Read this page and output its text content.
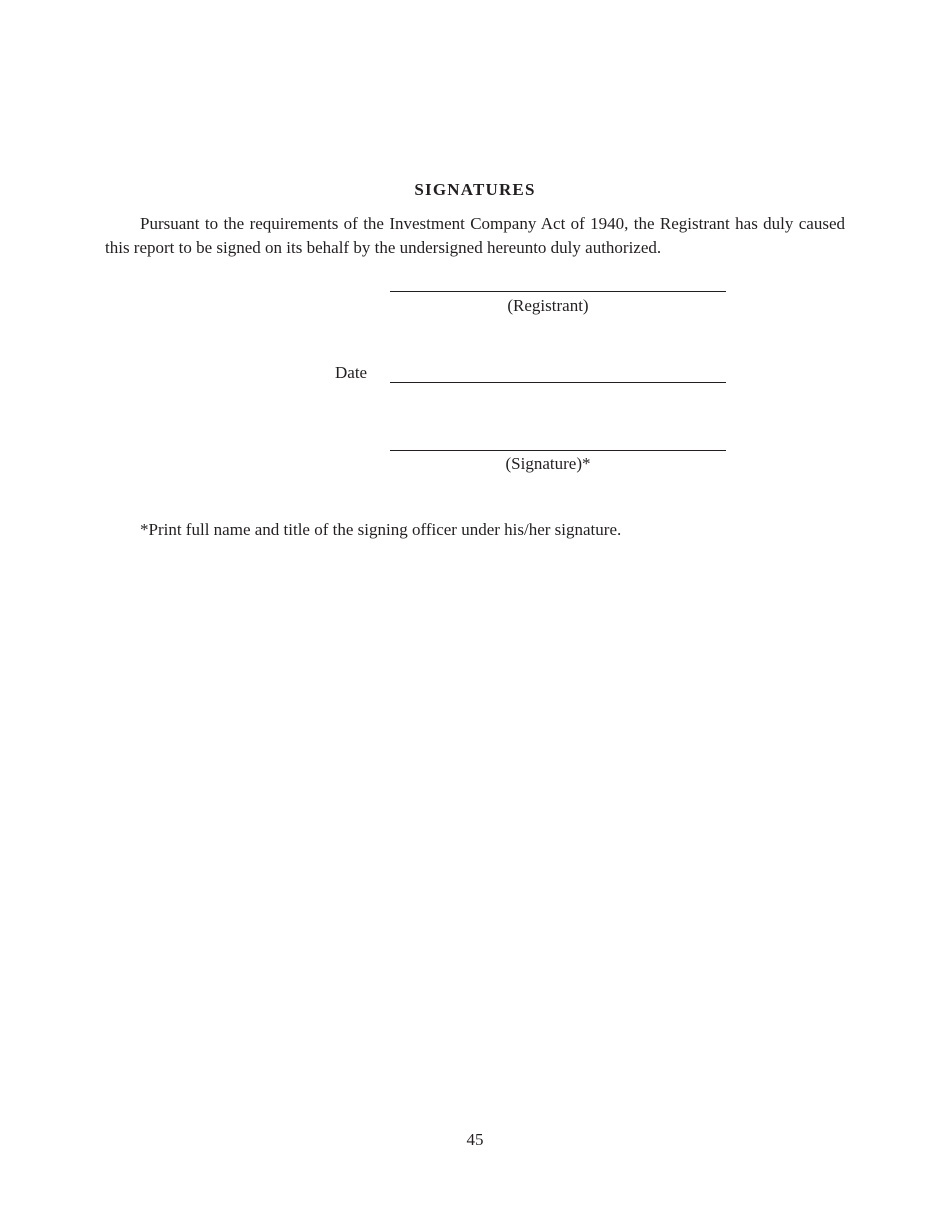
SIGNATURES
Pursuant to the requirements of the Investment Company Act of 1940, the Registrant has duly caused this report to be signed on its behalf by the undersigned hereunto duly authorized.
(Registrant)
Date
(Signature)*
*Print full name and title of the signing officer under his/her signature.
45
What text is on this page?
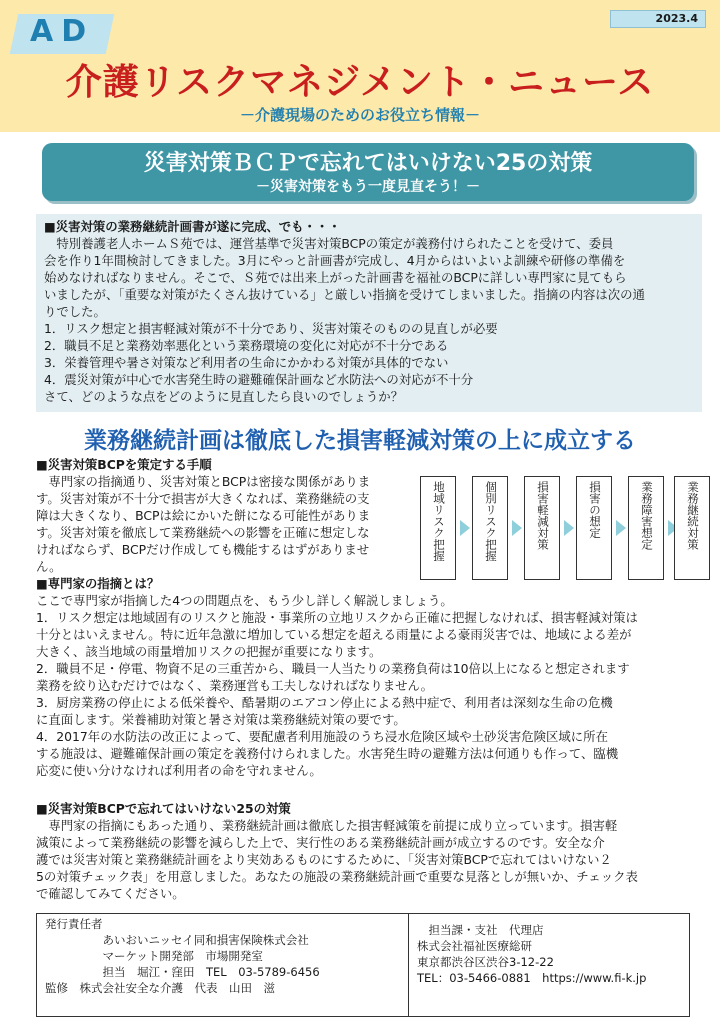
AD	2023.4
介護リスクマネジメント・ニュース
－介護現場のためのお役立ち情報－
災害対策ＢＣＰで忘れてはいけない25の対策
－災害対策をもう一度見直そう！－

■災害対策の業務継続計画書が遂に完成、でも・・・

　特別養護老人ホームＳ苑では、運営基準で災害対策BCPの策定が義務付けられたことを受けて、委員

会を作り1年間検討してきました。3月にやっと計画書が完成し、4月からはいよいよ訓練や研修の準備を

始めなければなりません。そこで、Ｓ苑では出来上がった計画書を福祉のBCPに詳しい専門家に見てもら

いましたが、「重要な対策がたくさん抜けている」と厳しい指摘を受けてしまいました。指摘の内容は次の通

りでした。

1．リスク想定と損害軽減対策が不十分であり、災害対策そのものの見直しが必要

2．職員不足と業務効率悪化という業務環境の変化に対応が不十分である

3．栄養管理や暑さ対策など利用者の生命にかかわる対策が具体的でない

4．震災対策が中心で水害発生時の避難確保計画など水防法への対応が不十分

さて、どのような点をどのように見直したら良いのでしょうか？

業務継続計画は徹底した損害軽減対策の上に成立する

■災害対策BCPを策定する手順

　専門家の指摘通り、災害対策とBCPは密接な関係がありま

す。災害対策が不十分で損害が大きくなれば、業務継続の支

障は大きくなり、BCPは絵にかいた餅になる可能性がありま

す。災害対策を徹底して業務継続への影響を正確に想定しな

ければならず、BCPだけ作成しても機能するはずがありませ

ん。

地域リスク把握	個別リスク把握	損害軽減対策	損害の想定	業務障害想定	業務継続対策

■専門家の指摘とは？

ここで専門家が指摘した4つの問題点を、もう少し詳しく解説しましょう。

1．リスク想定は地域固有のリスクと施設・事業所の立地リスクから正確に把握しなければ、損害軽減対策は

十分とはいえません。特に近年急激に増加している想定を超える雨量による豪雨災害では、地域による差が

大きく、該当地域の雨量増加リスクの把握が重要になります。

2．職員不足・停電、物資不足の三重苦から、職員一人当たりの業務負荷は10倍以上になると想定されます

業務を絞り込むだけではなく、業務運営も工夫しなければなりません。

3．厨房業務の停止による低栄養や、酷暑期のエアコン停止による熱中症で、利用者は深刻な生命の危機

に直面します。栄養補助対策と暑さ対策は業務継続対策の要です。

4．2017年の水防法の改正によって、要配慮者利用施設のうち浸水危険区域や土砂災害危険区域に所在

する施設は、避難確保計画の策定を義務付けられました。水害発生時の避難方法は何通りも作って、臨機

応変に使い分けなければ利用者の命を守れません。

■災害対策BCPで忘れてはいけない25の対策

　専門家の指摘にもあった通り、業務継続計画は徹底した損害軽減策を前提に成り立っています。損害軽

減策によって業務継続の影響を減らした上で、実行性のある業務継続計画が成立するのです。安全な介

護では災害対策と業務継続計画をより実効あるものにするために、「災害対策BCPで忘れてはいけない２

5の対策チェック表」を用意しました。あなたの施設の業務継続計画で重要な見落としが無いか、チェック表

で確認してみてください。

発行責任者

　　　　　あいおいニッセイ同和損害保険株式会社

　　　　　マーケット開発部　市場開発室

　　　　　担当　堀江・窪田　TEL　03-5789-6456

監修　株式会社安全な介護　代表　山田　滋

　担当課・支社　代理店

株式会社福祉医療総研

東京都渋谷区渋谷3-12-22

TEL：03-5466-0881　https://www.fi-k.jp
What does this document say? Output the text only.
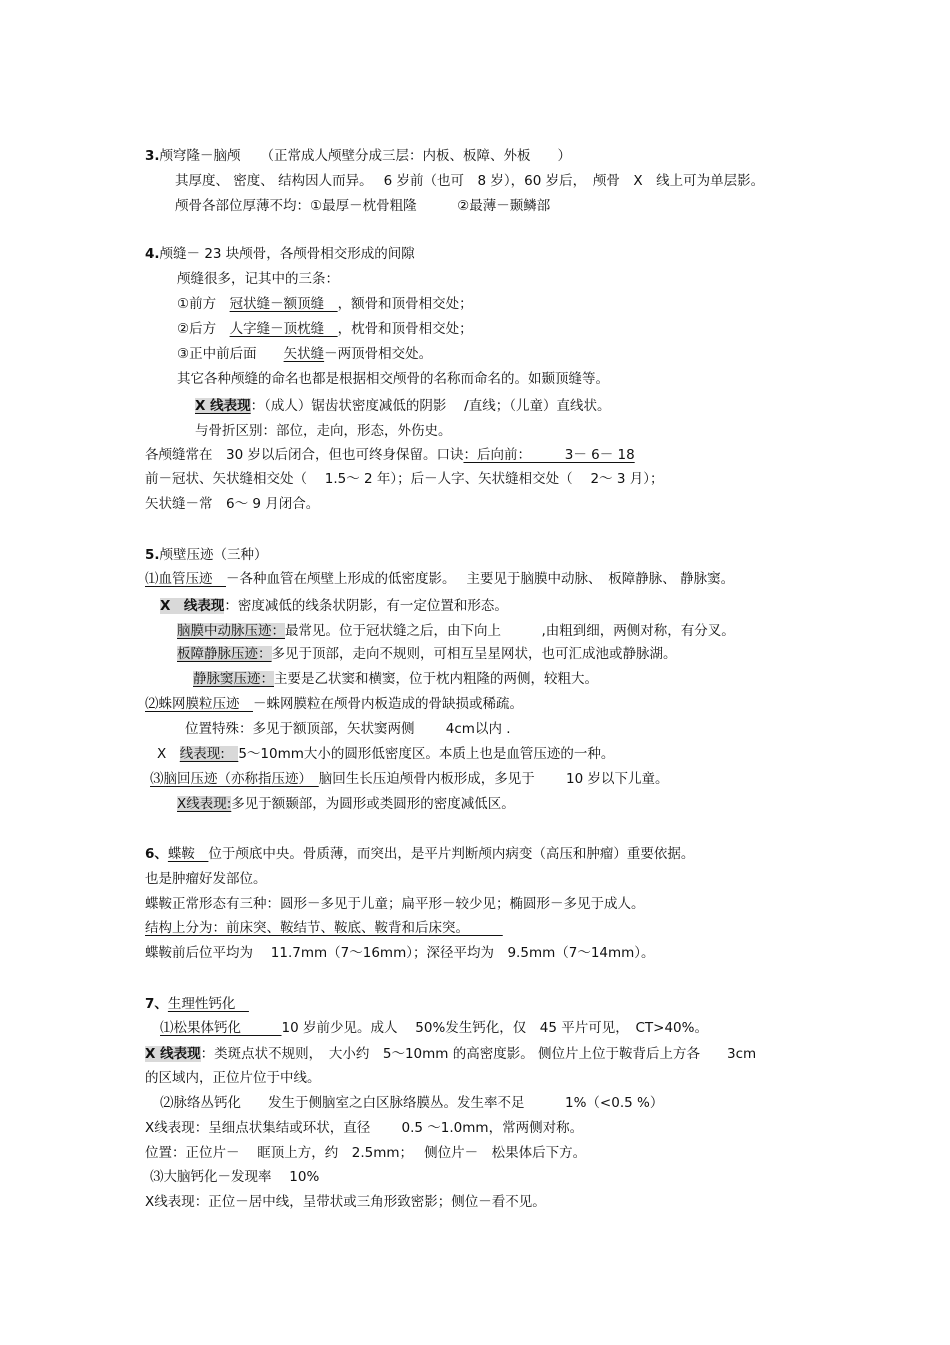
3.颅穹隆－脑颅 （正常成人颅壁分成三层：内板、板障、外板　　）
其厚度、 密度、 结构因人而异。　 6 岁前（也可　8 岁），60 岁后，　颅骨　X　线上可为单层影。
颅骨各部位厚薄不均：①最厚－枕骨粗隆　　　②最薄－颞鳞部
4.颅缝－ 23 块颅骨，各颅骨相交形成的间隙
颅缝很多，记其中的三条：
①前方　冠状缝－额顶缝　，额骨和顶骨相交处；
②后方　人字缝－顶枕缝　，枕骨和顶骨相交处；
③正中前后面　　矢状缝－两顶骨相交处。
其它各种颅缝的命名也都是根据相交颅骨的名称而命名的。如颞顶缝等。
X 线表现：（成人）锯齿状密度减低的阴影　 /直线；（儿童）直线状。
与骨折区别：部位，走向，形态，外伤史。
各颅缝常在　30 岁以后闭合，但也可终身保留。口诀：后向前：　　　3－ 6－ 18
前－冠状、矢状缝相交处（　 1.5～ 2 年）；后－人字、矢状缝相交处（　 2～ 3 月）；
矢状缝－常　6～ 9 月闭合。
5.颅壁压迹（三种）
⑴血管压迹　－各种血管在颅壁上形成的低密度影。　 主要见于脑膜中动脉、　板障静脉、 静脉窦。
X　线表现：密度减低的线条状阴影，有一定位置和形态。
脑膜中动脉压迹：最常见。位于冠状缝之后，由下向上　　　,由粗到细，两侧对称，有分叉。
板障静脉压迹：多见于顶部，走向不规则，可相互呈星网状，也可汇成池或静脉湖。
静脉窦压迹：主要是乙状窦和横窦，位于枕内粗隆的两侧，较粗大。
⑵蛛网膜粒压迹　－蛛网膜粒在颅骨内板造成的骨缺损或稀疏。
位置特殊：多见于额顶部，矢状窦两侧　　 4cm以内 .
X　线表现:　5～10mm大小的圆形低密度区。本质上也是血管压迹的一种。
⑶脑回压迹（亦称指压迹）　脑回生长压迫颅骨内板形成，多见于　　 10 岁以下儿童。
X线表现:多见于额颞部，为圆形或类圆形的密度减低区。
6、蝶鞍　位于颅底中央。骨质薄，而突出，是平片判断颅内病变（高压和肿瘤）重要依据。
也是肿瘤好发部位。
蝶鞍正常形态有三种：圆形－多见于儿童；扁平形－较少见；椭圆形－多见于成人。
结构上分为：前床突、鞍结节、鞍底、鞍背和后床突。　　　
蝶鞍前后位平均为　 11.7mm（7～16mm）；深径平均为　9.5mm（7～14mm）。
7、生理性钙化　
⑴松果体钙化　　　10 岁前少见。成人　 50%发生钙化，仅　45 平片可见，　CT>40%。
X 线表现：类斑点状不规则，　大小约　5～10mm 的高密度影。 侧位片上位于鞍背后上方各　　3cm
的区域内，正位片位于中线。
⑵脉络丛钙化　　发生于侧脑室之白区脉络膜丛。发生率不足　　　1%（<0.5 %）
X线表现：呈细点状集结或环状，直径　　 0.5 ～1.0mm，常两侧对称。
位置：正位片－　 眶顶上方，约　2.5mm；　 侧位片－　松果体后下方。
⑶大脑钙化－发现率　 10%
X线表现：正位－居中线，呈带状或三角形致密影；侧位－看不见。
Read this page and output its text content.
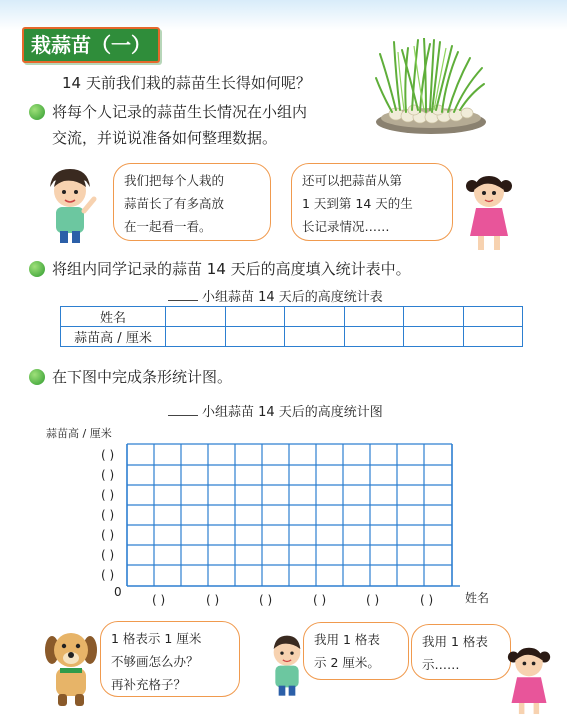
栽蒜苗（一）
14 天前我们栽的蒜苗生长得如何呢？
将每个人记录的蒜苗生长情况在小组内
交流，并说说准备如何整理数据。

我们把每个人栽的

蒜苗长了有多高放

在一起看一看。

还可以把蒜苗从第

1 天到第 14 天的生

长记录情况……

将组内同学记录的蒜苗 14 天后的高度填入统计表中。
小组蒜苗 14 天后的高度统计表
姓名						
蒜苗高 / 厘米						
在下图中完成条形统计图。
小组蒜苗 14 天后的高度统计图
蒜苗高 / 厘米
0	姓名
( )
( )
( )
( )
( )
( )
( )
( )	( )	( )	( )	( )	( )

1 格表示 1 厘米

不够画怎么办？

再补充格子？

我用 1 格表

示 2 厘米。

我用 1 格表

示……
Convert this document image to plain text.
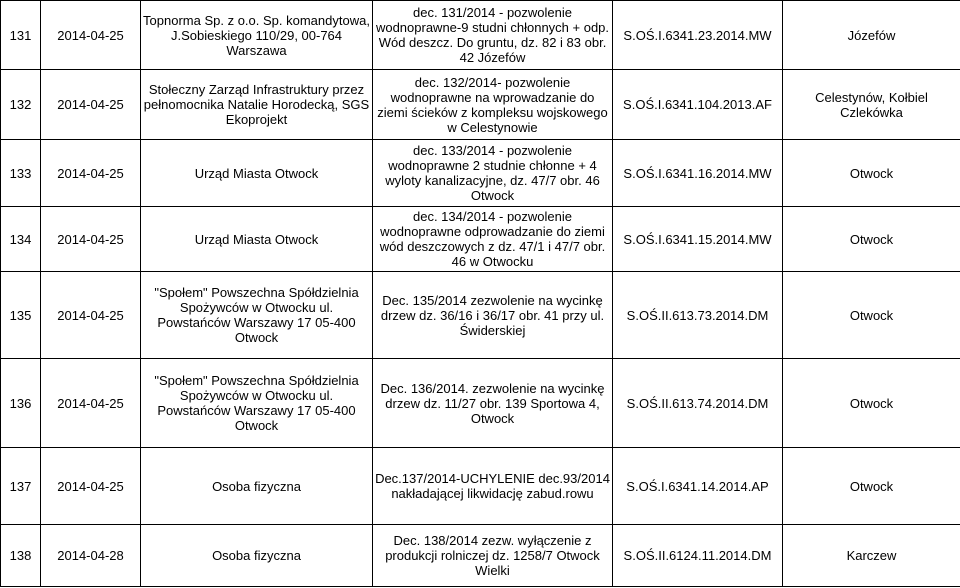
131	2014-04-25	Topnorma Sp. z o.o. Sp. komandytowa, J.Sobieskiego 110/29, 00-764 Warszawa	dec. 131/2014 - pozwolenie wodnoprawne-9 studni chłonnych + odp. Wód deszcz. Do gruntu, dz. 82 i 83 obr. 42 Józefów	S.OŚ.I.6341.23.2014.MW	Józefów
132	2014-04-25	Stołeczny Zarząd Infrastruktury przez pełnomocnika Natalie Horodecką, SGS Ekoprojekt	dec. 132/2014- pozwolenie wodnoprawne na wprowadzanie do ziemi ścieków z kompleksu wojskowego w Celestynowie	S.OŚ.I.6341.104.2013.AF	Celestynów, Kołbiel Czlekówka
133	2014-04-25	Urząd Miasta Otwock	dec. 133/2014 - pozwolenie wodnoprawne 2 studnie chłonne + 4 wyloty kanalizacyjne, dz. 47/7 obr. 46 Otwock	S.OŚ.I.6341.16.2014.MW	Otwock
134	2014-04-25	Urząd Miasta Otwock	dec. 134/2014 - pozwolenie wodnoprawne odprowadzanie do ziemi wód deszczowych z dz. 47/1 i 47/7 obr. 46 w Otwocku	S.OŚ.I.6341.15.2014.MW	Otwock
135	2014-04-25	"Społem" Powszechna Spółdzielnia Spożywców w Otwocku ul. Powstańców Warszawy 17 05-400 Otwock	Dec. 135/2014 zezwolenie na wycinkę drzew dz. 36/16 i 36/17 obr. 41 przy ul. Świderskiej	S.OŚ.II.613.73.2014.DM	Otwock
136	2014-04-25	"Społem" Powszechna Spółdzielnia Spożywców w Otwocku ul. Powstańców Warszawy 17 05-400 Otwock	Dec. 136/2014. zezwolenie na wycinkę drzew dz. 11/27 obr. 139 Sportowa 4, Otwock	S.OŚ.II.613.74.2014.DM	Otwock
137	2014-04-25	Osoba fizyczna	Dec.137/2014-UCHYLENIE dec.93/2014 nakładającej likwidację zabud.rowu	S.OŚ.I.6341.14.2014.AP	Otwock
138	2014-04-28	Osoba fizyczna	Dec. 138/2014 zezw. wyłączenie z produkcji rolniczej dz. 1258/7 Otwock Wielki	S.OŚ.II.6124.11.2014.DM	Karczew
......
Exercise task
Find each line in the records holding the string "Registrant" and show it.

Solution for this exercise
Pursuant to the requirements of the Investment Company Act of 1940, the Registrant has duly caused this report to be signed on its behalf by the undersigned hereunto duly authorized.
(Registrant)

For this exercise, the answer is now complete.